Aim of the exercise: Using the listing below, extract each line that has the word "quotations" in it.

--- BEGIN ---

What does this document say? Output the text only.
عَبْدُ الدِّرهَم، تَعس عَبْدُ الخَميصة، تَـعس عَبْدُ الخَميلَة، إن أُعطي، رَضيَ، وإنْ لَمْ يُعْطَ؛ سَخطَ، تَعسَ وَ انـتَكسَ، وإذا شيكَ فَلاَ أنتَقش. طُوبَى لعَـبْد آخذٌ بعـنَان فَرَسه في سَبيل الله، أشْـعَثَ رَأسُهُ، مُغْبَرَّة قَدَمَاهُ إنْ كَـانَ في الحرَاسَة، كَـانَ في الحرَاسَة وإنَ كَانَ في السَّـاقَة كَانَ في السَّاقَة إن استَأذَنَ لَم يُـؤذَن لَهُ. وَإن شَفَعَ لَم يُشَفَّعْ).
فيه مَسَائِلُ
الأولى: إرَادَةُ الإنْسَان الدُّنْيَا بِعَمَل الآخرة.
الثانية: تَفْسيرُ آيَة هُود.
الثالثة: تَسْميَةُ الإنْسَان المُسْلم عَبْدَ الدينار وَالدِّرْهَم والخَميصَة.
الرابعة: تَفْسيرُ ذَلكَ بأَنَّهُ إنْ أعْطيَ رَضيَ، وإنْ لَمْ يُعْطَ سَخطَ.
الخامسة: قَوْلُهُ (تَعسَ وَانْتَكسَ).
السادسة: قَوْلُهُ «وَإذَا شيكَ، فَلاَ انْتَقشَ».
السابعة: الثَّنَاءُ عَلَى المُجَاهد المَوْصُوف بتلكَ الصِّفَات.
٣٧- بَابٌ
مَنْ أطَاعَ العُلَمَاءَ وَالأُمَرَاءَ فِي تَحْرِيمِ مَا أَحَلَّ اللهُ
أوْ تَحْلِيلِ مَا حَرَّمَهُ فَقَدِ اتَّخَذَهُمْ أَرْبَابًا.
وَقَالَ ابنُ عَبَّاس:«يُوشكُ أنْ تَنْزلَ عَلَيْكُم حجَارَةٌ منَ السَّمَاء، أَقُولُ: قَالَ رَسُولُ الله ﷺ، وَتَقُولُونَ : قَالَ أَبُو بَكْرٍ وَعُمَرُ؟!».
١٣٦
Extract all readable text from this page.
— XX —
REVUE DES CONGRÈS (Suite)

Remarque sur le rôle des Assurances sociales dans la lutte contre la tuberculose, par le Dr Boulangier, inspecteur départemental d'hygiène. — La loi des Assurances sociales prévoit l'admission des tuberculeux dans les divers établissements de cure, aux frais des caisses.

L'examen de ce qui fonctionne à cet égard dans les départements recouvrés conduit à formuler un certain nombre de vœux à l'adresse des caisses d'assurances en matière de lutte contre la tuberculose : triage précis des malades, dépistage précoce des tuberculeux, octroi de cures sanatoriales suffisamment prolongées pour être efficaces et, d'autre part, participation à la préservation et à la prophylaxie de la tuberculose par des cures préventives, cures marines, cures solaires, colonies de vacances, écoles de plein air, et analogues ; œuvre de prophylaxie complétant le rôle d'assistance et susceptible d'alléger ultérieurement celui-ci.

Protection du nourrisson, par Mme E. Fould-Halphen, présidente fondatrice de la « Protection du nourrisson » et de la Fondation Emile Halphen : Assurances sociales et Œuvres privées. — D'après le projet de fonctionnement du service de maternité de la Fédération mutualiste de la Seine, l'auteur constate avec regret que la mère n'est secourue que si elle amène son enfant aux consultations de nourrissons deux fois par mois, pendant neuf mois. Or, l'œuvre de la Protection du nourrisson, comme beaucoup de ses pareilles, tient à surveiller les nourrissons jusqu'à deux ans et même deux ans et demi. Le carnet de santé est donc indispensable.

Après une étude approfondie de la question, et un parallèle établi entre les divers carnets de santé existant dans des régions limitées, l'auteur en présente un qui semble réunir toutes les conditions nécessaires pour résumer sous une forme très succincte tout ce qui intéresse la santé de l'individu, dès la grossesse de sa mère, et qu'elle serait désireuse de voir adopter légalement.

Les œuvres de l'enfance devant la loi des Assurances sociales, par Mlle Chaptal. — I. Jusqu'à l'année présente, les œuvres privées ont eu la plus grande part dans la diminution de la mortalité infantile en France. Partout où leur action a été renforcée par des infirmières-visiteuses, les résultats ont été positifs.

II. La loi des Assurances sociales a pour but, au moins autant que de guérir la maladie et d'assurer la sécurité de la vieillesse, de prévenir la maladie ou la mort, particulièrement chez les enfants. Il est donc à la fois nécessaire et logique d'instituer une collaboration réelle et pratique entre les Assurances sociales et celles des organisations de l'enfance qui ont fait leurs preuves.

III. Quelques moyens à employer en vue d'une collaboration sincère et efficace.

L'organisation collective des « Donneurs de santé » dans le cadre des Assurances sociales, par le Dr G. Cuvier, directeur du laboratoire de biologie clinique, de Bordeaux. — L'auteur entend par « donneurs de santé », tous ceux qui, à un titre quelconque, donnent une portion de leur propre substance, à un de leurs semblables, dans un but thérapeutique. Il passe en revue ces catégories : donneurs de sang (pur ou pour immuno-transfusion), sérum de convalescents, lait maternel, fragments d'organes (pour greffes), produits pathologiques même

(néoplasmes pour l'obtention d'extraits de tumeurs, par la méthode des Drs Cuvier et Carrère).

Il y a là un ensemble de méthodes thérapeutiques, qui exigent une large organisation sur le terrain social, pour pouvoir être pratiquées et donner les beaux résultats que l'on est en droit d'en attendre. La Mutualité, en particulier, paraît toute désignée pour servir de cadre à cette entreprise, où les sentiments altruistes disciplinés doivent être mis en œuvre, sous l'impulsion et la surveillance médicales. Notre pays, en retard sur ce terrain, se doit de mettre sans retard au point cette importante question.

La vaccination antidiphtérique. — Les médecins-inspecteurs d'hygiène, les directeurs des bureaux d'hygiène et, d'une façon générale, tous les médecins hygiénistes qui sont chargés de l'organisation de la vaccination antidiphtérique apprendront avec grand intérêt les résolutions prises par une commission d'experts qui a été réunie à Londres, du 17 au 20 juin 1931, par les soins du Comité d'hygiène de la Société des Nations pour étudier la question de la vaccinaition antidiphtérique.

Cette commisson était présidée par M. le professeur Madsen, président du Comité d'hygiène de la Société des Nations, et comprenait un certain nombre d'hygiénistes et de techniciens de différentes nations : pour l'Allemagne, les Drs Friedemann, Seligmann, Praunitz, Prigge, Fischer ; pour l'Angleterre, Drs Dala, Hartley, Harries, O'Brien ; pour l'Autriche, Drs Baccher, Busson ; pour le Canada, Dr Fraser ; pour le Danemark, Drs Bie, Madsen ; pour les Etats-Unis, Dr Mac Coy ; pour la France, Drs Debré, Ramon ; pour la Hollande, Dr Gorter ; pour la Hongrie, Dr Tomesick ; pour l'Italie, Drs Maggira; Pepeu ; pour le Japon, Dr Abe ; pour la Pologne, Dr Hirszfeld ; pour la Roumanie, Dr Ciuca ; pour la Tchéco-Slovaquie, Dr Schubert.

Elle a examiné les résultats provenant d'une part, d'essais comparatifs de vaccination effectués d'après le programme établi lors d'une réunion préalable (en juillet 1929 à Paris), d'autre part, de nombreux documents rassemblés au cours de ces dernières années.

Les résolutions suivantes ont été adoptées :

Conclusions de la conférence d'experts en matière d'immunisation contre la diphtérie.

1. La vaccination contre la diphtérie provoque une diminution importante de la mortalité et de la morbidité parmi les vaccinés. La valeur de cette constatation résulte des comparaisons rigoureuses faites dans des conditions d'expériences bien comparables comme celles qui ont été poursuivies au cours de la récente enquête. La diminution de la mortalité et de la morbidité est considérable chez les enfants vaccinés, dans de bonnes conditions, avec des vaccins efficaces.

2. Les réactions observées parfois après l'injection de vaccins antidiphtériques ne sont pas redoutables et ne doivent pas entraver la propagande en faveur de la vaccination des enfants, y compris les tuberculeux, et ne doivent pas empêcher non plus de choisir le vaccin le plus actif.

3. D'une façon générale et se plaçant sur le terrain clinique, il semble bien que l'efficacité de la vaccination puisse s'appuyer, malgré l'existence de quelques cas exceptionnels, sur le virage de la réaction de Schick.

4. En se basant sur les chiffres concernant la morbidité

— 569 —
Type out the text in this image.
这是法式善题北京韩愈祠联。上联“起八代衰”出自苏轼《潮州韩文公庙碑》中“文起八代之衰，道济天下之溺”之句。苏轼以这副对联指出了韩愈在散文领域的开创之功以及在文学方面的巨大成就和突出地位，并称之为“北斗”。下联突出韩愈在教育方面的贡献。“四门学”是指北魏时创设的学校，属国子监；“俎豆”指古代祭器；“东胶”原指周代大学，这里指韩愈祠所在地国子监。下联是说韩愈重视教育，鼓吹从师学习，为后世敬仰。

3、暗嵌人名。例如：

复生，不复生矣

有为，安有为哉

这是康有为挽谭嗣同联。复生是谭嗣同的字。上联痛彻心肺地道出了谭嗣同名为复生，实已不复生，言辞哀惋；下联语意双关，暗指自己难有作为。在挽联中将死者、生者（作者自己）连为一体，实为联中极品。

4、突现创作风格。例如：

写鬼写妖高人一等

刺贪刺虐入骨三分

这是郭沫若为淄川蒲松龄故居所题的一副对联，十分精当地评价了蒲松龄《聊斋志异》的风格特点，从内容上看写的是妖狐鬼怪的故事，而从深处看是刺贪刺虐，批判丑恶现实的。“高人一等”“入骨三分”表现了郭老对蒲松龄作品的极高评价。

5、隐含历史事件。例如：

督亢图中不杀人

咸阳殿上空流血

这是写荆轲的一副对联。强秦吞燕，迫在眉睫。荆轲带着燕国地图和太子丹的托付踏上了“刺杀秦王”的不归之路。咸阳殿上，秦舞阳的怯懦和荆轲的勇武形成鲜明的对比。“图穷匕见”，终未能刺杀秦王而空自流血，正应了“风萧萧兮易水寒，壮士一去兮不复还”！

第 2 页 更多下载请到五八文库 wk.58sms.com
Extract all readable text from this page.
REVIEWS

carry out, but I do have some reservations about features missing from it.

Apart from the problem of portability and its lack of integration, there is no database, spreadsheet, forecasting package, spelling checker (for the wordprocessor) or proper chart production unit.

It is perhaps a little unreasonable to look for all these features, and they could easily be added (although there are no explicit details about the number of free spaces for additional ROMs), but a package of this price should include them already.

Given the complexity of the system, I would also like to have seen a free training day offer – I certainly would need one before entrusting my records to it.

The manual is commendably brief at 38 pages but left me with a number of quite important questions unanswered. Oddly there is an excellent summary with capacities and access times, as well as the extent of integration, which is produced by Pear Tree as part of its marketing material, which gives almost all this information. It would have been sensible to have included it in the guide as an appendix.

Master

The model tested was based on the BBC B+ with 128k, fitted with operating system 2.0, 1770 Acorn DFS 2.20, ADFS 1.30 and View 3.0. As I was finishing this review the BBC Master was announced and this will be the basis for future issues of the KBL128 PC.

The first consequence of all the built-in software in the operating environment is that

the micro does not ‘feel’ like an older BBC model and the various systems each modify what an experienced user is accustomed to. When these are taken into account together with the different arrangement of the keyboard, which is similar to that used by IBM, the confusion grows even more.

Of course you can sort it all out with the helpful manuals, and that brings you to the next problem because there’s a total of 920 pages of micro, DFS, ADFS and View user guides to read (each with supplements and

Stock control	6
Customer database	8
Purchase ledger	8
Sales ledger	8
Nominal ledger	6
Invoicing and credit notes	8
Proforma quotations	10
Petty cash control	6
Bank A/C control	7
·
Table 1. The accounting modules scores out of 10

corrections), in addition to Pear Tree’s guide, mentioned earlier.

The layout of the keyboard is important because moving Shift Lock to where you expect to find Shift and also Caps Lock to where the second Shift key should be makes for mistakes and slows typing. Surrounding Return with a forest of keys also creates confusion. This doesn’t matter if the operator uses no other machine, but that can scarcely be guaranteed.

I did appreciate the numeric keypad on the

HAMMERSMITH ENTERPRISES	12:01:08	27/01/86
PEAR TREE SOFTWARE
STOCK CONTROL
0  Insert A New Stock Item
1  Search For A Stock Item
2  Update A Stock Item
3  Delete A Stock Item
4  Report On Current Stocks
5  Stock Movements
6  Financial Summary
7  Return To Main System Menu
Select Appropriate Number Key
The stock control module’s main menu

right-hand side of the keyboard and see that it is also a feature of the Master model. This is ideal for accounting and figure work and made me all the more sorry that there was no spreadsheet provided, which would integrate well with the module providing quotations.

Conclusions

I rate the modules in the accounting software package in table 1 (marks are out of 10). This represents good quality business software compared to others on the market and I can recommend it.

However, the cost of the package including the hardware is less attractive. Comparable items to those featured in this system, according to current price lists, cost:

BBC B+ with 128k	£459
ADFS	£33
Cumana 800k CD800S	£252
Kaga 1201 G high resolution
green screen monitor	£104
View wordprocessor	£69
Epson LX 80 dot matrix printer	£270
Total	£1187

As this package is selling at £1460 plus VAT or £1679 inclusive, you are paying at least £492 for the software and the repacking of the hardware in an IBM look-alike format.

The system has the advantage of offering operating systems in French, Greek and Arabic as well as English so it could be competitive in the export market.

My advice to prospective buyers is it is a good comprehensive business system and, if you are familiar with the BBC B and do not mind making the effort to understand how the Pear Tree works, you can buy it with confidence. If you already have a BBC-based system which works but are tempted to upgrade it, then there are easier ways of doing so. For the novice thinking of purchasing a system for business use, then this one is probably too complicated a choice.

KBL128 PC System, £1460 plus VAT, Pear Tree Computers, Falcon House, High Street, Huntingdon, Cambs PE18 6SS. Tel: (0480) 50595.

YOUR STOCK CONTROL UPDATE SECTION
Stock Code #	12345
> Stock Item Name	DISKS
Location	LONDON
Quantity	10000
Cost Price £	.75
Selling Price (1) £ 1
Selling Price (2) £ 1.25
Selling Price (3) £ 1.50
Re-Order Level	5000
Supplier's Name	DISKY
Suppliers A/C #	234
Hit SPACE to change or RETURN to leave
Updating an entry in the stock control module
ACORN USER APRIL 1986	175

--- END ---

Written answer:
Proforma quotations	10
right-hand side of the keyboard and see that it is also a feature of the Master model. This is ideal for accounting and figure work and made me all the more sorry that there was no spreadsheet provided, which would integrate well with the module providing quotations.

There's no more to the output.